● GOAL
Give an exact copy of every line, leaving images out.

=== INPUT MATERIAL ===

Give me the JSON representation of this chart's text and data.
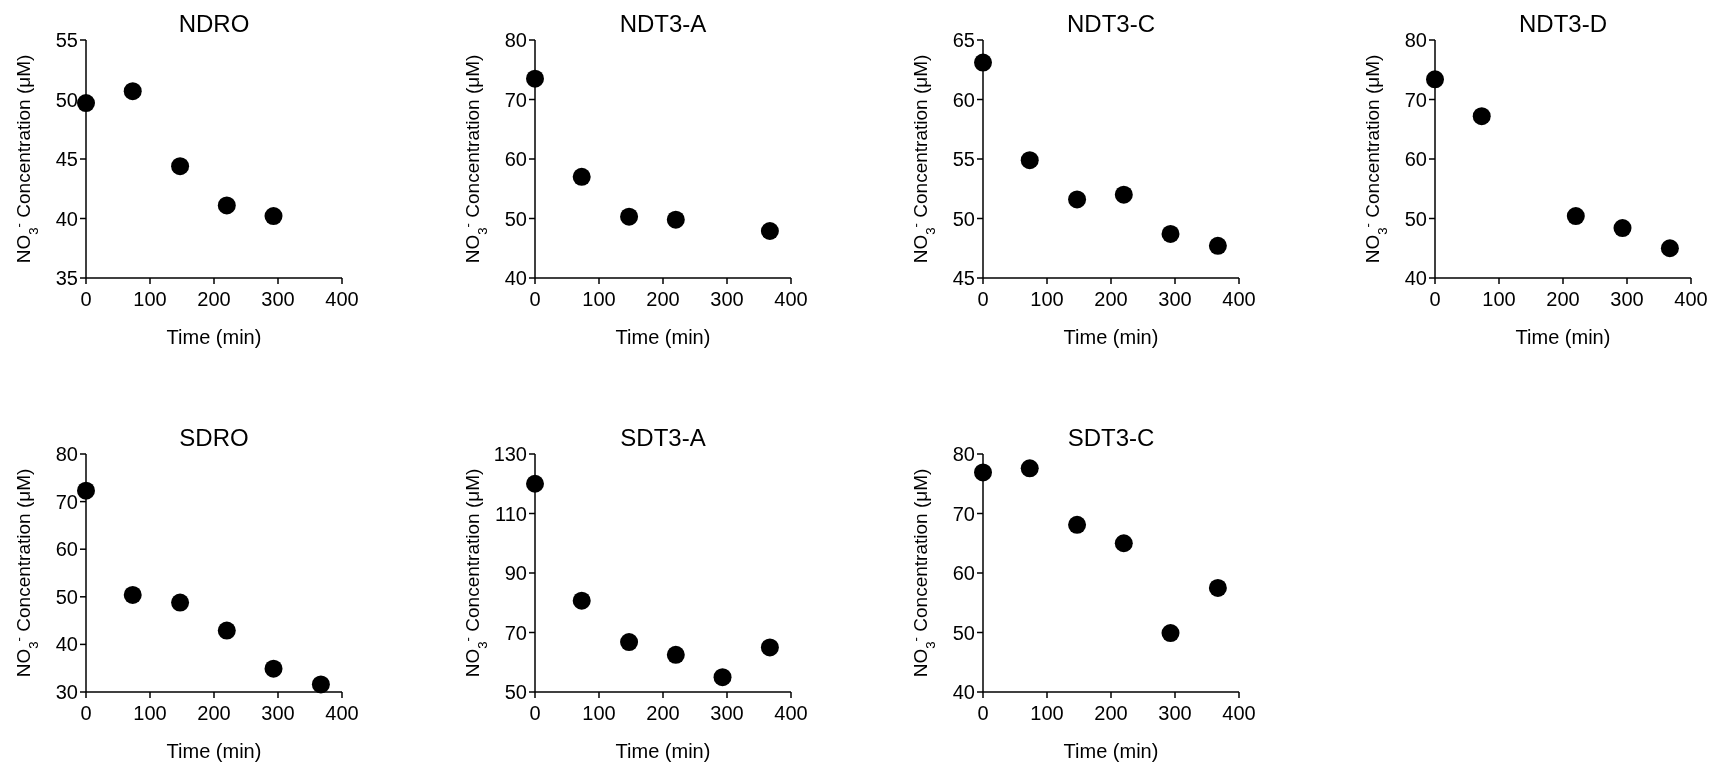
{
  "chart_data": [
    {
      "type": "scatter",
      "title": "NDRO",
      "xlabel": "Time (min)",
      "ylabel": "NO$_{3}$$^{-}$ Concentration (μM)",
      "x": [
        0,
        73,
        147,
        220,
        293
      ],
      "values": [
        49.7,
        50.7,
        44.4,
        41.1,
        40.2
      ],
      "color": "#000000",
      "marker": "circle",
      "xlim": [
        0,
        400
      ],
      "xticks": [
        0,
        100,
        200,
        300,
        400
      ],
      "ylim": [
        35,
        55
      ],
      "yticks": [
        35,
        40,
        45,
        50,
        55
      ]
    },
    {
      "type": "scatter",
      "title": "NDT3-A",
      "xlabel": "Time (min)",
      "ylabel": "NO$_{3}$$^{-}$ Concentration (μM)",
      "x": [
        0,
        73,
        147,
        220,
        367
      ],
      "values": [
        73.5,
        57,
        50.3,
        49.8,
        47.9
      ],
      "color": "#000000",
      "marker": "circle",
      "xlim": [
        0,
        400
      ],
      "xticks": [
        0,
        100,
        200,
        300,
        400
      ],
      "ylim": [
        40,
        80
      ],
      "yticks": [
        40,
        50,
        60,
        70,
        80
      ]
    },
    {
      "type": "scatter",
      "title": "NDT3-C",
      "xlabel": "Time (min)",
      "ylabel": "NO$_{3}$$^{-}$ Concentration (μM)",
      "x": [
        0,
        73,
        147,
        220,
        293,
        367
      ],
      "values": [
        63.1,
        54.9,
        51.6,
        52.0,
        48.7,
        47.7
      ],
      "color": "#000000",
      "marker": "circle",
      "xlim": [
        0,
        400
      ],
      "xticks": [
        0,
        100,
        200,
        300,
        400
      ],
      "ylim": [
        45,
        65
      ],
      "yticks": [
        45,
        50,
        55,
        60,
        65
      ]
    },
    {
      "type": "scatter",
      "title": "NDT3-D",
      "xlabel": "Time (min)",
      "ylabel": "NO$_{3}$$^{-}$ Concentration (μM)",
      "x": [
        0,
        73,
        220,
        293,
        367
      ],
      "values": [
        73.4,
        67.2,
        50.4,
        48.4,
        45
      ],
      "color": "#000000",
      "marker": "circle",
      "xlim": [
        0,
        400
      ],
      "xticks": [
        0,
        100,
        200,
        300,
        400
      ],
      "ylim": [
        40,
        80
      ],
      "yticks": [
        40,
        50,
        60,
        70,
        80
      ]
    },
    {
      "type": "scatter",
      "title": "SDRO",
      "xlabel": "Time (min)",
      "ylabel": "NO$_{3}$$^{-}$ Concentration (μM)",
      "x": [
        0,
        73,
        147,
        220,
        293,
        367
      ],
      "values": [
        72.3,
        50.4,
        48.8,
        42.9,
        34.9,
        31.6
      ],
      "color": "#000000",
      "marker": "circle",
      "xlim": [
        0,
        400
      ],
      "xticks": [
        0,
        100,
        200,
        300,
        400
      ],
      "ylim": [
        30,
        80
      ],
      "yticks": [
        30,
        40,
        50,
        60,
        70,
        80
      ]
    },
    {
      "type": "scatter",
      "title": "SDT3-A",
      "xlabel": "Time (min)",
      "ylabel": "NO$_{3}$$^{-}$ Concentration (μM)",
      "x": [
        0,
        73,
        147,
        220,
        293,
        367
      ],
      "values": [
        120,
        80.7,
        66.8,
        62.5,
        55,
        65
      ],
      "color": "#000000",
      "marker": "circle",
      "xlim": [
        0,
        400
      ],
      "xticks": [
        0,
        100,
        200,
        300,
        400
      ],
      "ylim": [
        50,
        130
      ],
      "yticks": [
        50,
        70,
        90,
        110,
        130
      ]
    },
    {
      "type": "scatter",
      "title": "SDT3-C",
      "xlabel": "Time (min)",
      "ylabel": "NO$_{3}$$^{-}$ Concentration (μM)",
      "x": [
        0,
        73,
        147,
        220,
        293,
        367
      ],
      "values": [
        76.9,
        77.6,
        68.1,
        65,
        49.9,
        57.5
      ],
      "color": "#000000",
      "marker": "circle",
      "xlim": [
        0,
        400
      ],
      "xticks": [
        0,
        100,
        200,
        300,
        400
      ],
      "ylim": [
        40,
        80
      ],
      "yticks": [
        40,
        50,
        60,
        70,
        80
      ]
    }
  ]
}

===

● SOLUTION TO THIS PROBLEM
Give me the JSON representation of this chart's text and data.
{
  "chart_data": [
    {
      "type": "scatter",
      "title": "NDRO",
      "xlabel": "Time (min)",
      "ylabel": "NO$_{3}$$^{-}$ Concentration (μM)",
      "x": [
        0,
        73,
        147,
        220,
        293
      ],
      "values": [
        49.7,
        50.7,
        44.4,
        41.1,
        40.2
      ],
      "color": "#000000",
      "marker": "circle",
      "xlim": [
        0,
        400
      ],
      "xticks": [
        0,
        100,
        200,
        300,
        400
      ],
      "ylim": [
        35,
        55
      ],
      "yticks": [
        35,
        40,
        45,
        50,
        55
      ]
    },
    {
      "type": "scatter",
      "title": "NDT3-A",
      "xlabel": "Time (min)",
      "ylabel": "NO$_{3}$$^{-}$ Concentration (μM)",
      "x": [
        0,
        73,
        147,
        220,
        367
      ],
      "values": [
        73.5,
        57,
        50.3,
        49.8,
        47.9
      ],
      "color": "#000000",
      "marker": "circle",
      "xlim": [
        0,
        400
      ],
      "xticks": [
        0,
        100,
        200,
        300,
        400
      ],
      "ylim": [
        40,
        80
      ],
      "yticks": [
        40,
        50,
        60,
        70,
        80
      ]
    },
    {
      "type": "scatter",
      "title": "NDT3-C",
      "xlabel": "Time (min)",
      "ylabel": "NO$_{3}$$^{-}$ Concentration (μM)",
      "x": [
        0,
        73,
        147,
        220,
        293,
        367
      ],
      "values": [
        63.1,
        54.9,
        51.6,
        52.0,
        48.7,
        47.7
      ],
      "color": "#000000",
      "marker": "circle",
      "xlim": [
        0,
        400
      ],
      "xticks": [
        0,
        100,
        200,
        300,
        400
      ],
      "ylim": [
        45,
        65
      ],
      "yticks": [
        45,
        50,
        55,
        60,
        65
      ]
    },
    {
      "type": "scatter",
      "title": "NDT3-D",
      "xlabel": "Time (min)",
      "ylabel": "NO$_{3}$$^{-}$ Concentration (μM)",
      "x": [
        0,
        73,
        220,
        293,
        367
      ],
      "values": [
        73.4,
        67.2,
        50.4,
        48.4,
        45
      ],
      "color": "#000000",
      "marker": "circle",
      "xlim": [
        0,
        400
      ],
      "xticks": [
        0,
        100,
        200,
        300,
        400
      ],
      "ylim": [
        40,
        80
      ],
      "yticks": [
        40,
        50,
        60,
        70,
        80
      ]
    },
    {
      "type": "scatter",
      "title": "SDRO",
      "xlabel": "Time (min)",
      "ylabel": "NO$_{3}$$^{-}$ Concentration (μM)",
      "x": [
        0,
        73,
        147,
        220,
        293,
        367
      ],
      "values": [
        72.3,
        50.4,
        48.8,
        42.9,
        34.9,
        31.6
      ],
      "color": "#000000",
      "marker": "circle",
      "xlim": [
        0,
        400
      ],
      "xticks": [
        0,
        100,
        200,
        300,
        400
      ],
      "ylim": [
        30,
        80
      ],
      "yticks": [
        30,
        40,
        50,
        60,
        70,
        80
      ]
    },
    {
      "type": "scatter",
      "title": "SDT3-A",
      "xlabel": "Time (min)",
      "ylabel": "NO$_{3}$$^{-}$ Concentration (μM)",
      "x": [
        0,
        73,
        147,
        220,
        293,
        367
      ],
      "values": [
        120,
        80.7,
        66.8,
        62.5,
        55,
        65
      ],
      "color": "#000000",
      "marker": "circle",
      "xlim": [
        0,
        400
      ],
      "xticks": [
        0,
        100,
        200,
        300,
        400
      ],
      "ylim": [
        50,
        130
      ],
      "yticks": [
        50,
        70,
        90,
        110,
        130
      ]
    },
    {
      "type": "scatter",
      "title": "SDT3-C",
      "xlabel": "Time (min)",
      "ylabel": "NO$_{3}$$^{-}$ Concentration (μM)",
      "x": [
        0,
        73,
        147,
        220,
        293,
        367
      ],
      "values": [
        76.9,
        77.6,
        68.1,
        65,
        49.9,
        57.5
      ],
      "color": "#000000",
      "marker": "circle",
      "xlim": [
        0,
        400
      ],
      "xticks": [
        0,
        100,
        200,
        300,
        400
      ],
      "ylim": [
        40,
        80
      ],
      "yticks": [
        40,
        50,
        60,
        70,
        80
      ]
    }
  ]
}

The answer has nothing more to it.